Task goal
Tell how many lines have the string "Filtro" in them, and write nothing besides the number.

# START OF Exercise inputs

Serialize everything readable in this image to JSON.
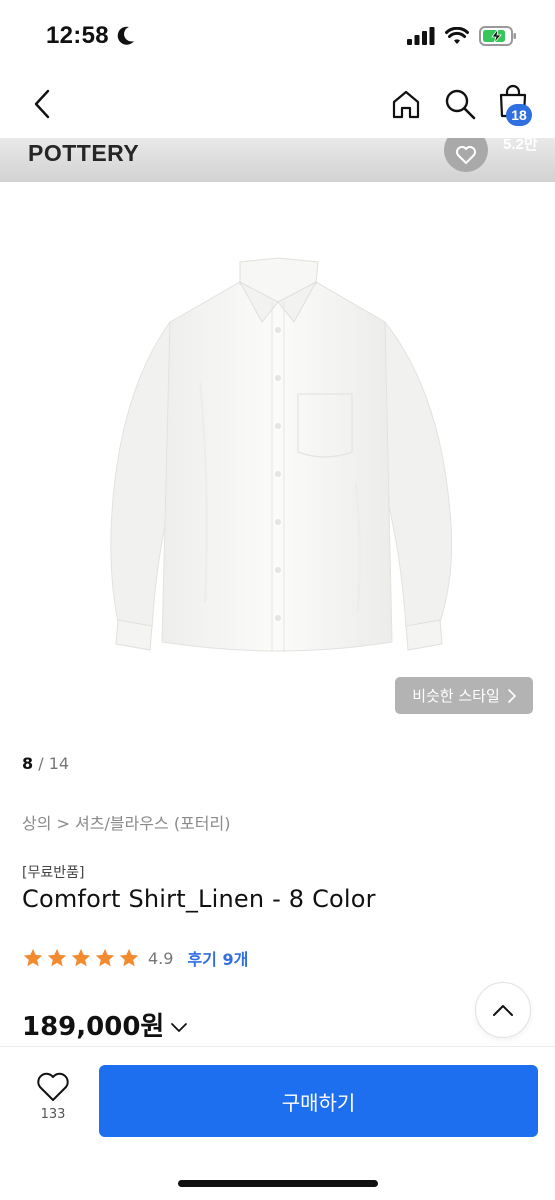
{
  "status_bar": {
    "time": "12:58"
  },
  "nav": {
    "cart_count": "18"
  },
  "brand": {
    "name": "POTTERY",
    "like_count": "5.2만"
  },
  "gallery": {
    "similar_style_label": "비슷한 스타일",
    "current": "8",
    "separator": "/",
    "total": "14"
  },
  "breadcrumb": "상의 > 셔츠/블라우스 (포터리)",
  "product": {
    "tag": "[무료반품]",
    "title": "Comfort Shirt_Linen - 8 Color",
    "rating": "4.9",
    "stars": 5,
    "review_label": "후기 9개",
    "price": "189,000원"
  },
  "bottom_bar": {
    "wish_count": "133",
    "buy_label": "구매하기"
  },
  "colors": {
    "accent": "#1e6ff0",
    "badge": "#2f6fe0",
    "star": "#f28b30"
  },
  "icons": [
    "back-chevron-icon",
    "home-icon",
    "search-icon",
    "shopping-bag-icon",
    "heart-icon",
    "chevron-right-icon",
    "chevron-down-icon",
    "chevron-up-icon",
    "star-icon",
    "moon-icon",
    "signal-icon",
    "wifi-icon",
    "battery-icon"
  ]
}
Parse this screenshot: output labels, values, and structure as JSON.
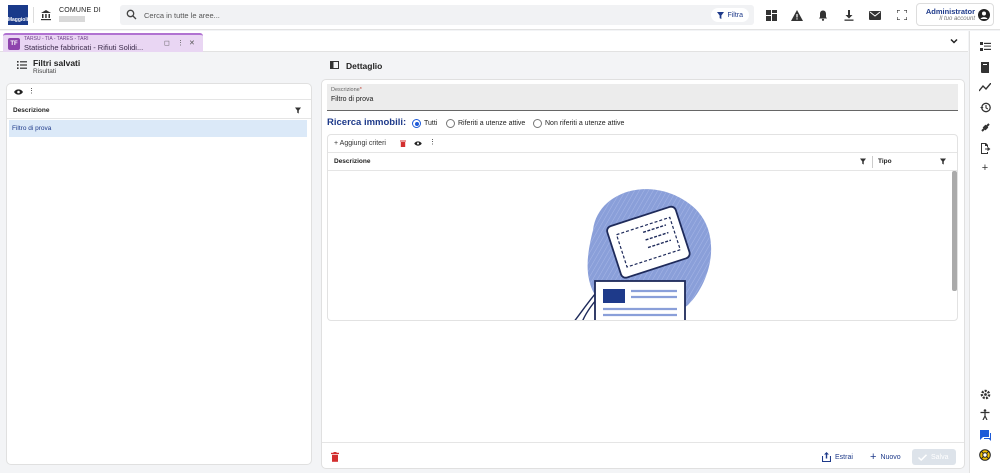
{
  "app": {
    "logo_text": "Maggioli",
    "org_label": "COMUNE DI"
  },
  "search": {
    "placeholder": "Cerca in tutte le aree...",
    "filter_label": "Filtra"
  },
  "toolbar_icons": [
    "dashboard-icon",
    "warning-icon",
    "bell-icon",
    "download-icon",
    "mail-icon",
    "fullscreen-icon"
  ],
  "account": {
    "name": "Administrator",
    "subtitle": "Il tuo account"
  },
  "tab": {
    "icon_letters": "TF",
    "category": "TARSU - TIA - TARES - TARI",
    "title": "Statistiche fabbricati - Rifiuti Solidi..."
  },
  "left": {
    "title": "Filtri salvati",
    "subtitle": "Risultati",
    "column": "Descrizione",
    "rows": [
      "Filtro di prova"
    ]
  },
  "right": {
    "title": "Dettaglio",
    "field_label": "Descrizione",
    "field_value": "Filtro di prova",
    "ricerca_label": "Ricerca immobili:",
    "radios": [
      {
        "label": "Tutti",
        "selected": true
      },
      {
        "label": "Riferiti a utenze attive",
        "selected": false
      },
      {
        "label": "Non riferiti a utenze attive",
        "selected": false
      }
    ],
    "add_criteria": "Aggiungi criteri",
    "columns": [
      "Descrizione",
      "Tipo"
    ],
    "buttons": {
      "estrai": "Estrai",
      "nuovo": "Nuovo",
      "salva": "Salva"
    }
  },
  "colors": {
    "brand": "#1e3a8a",
    "tab_accent": "#b072d1",
    "selected_row": "#dbe9f8",
    "illustration": "#8a9fd9"
  }
}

# END OF Exercise inputs

Task output
2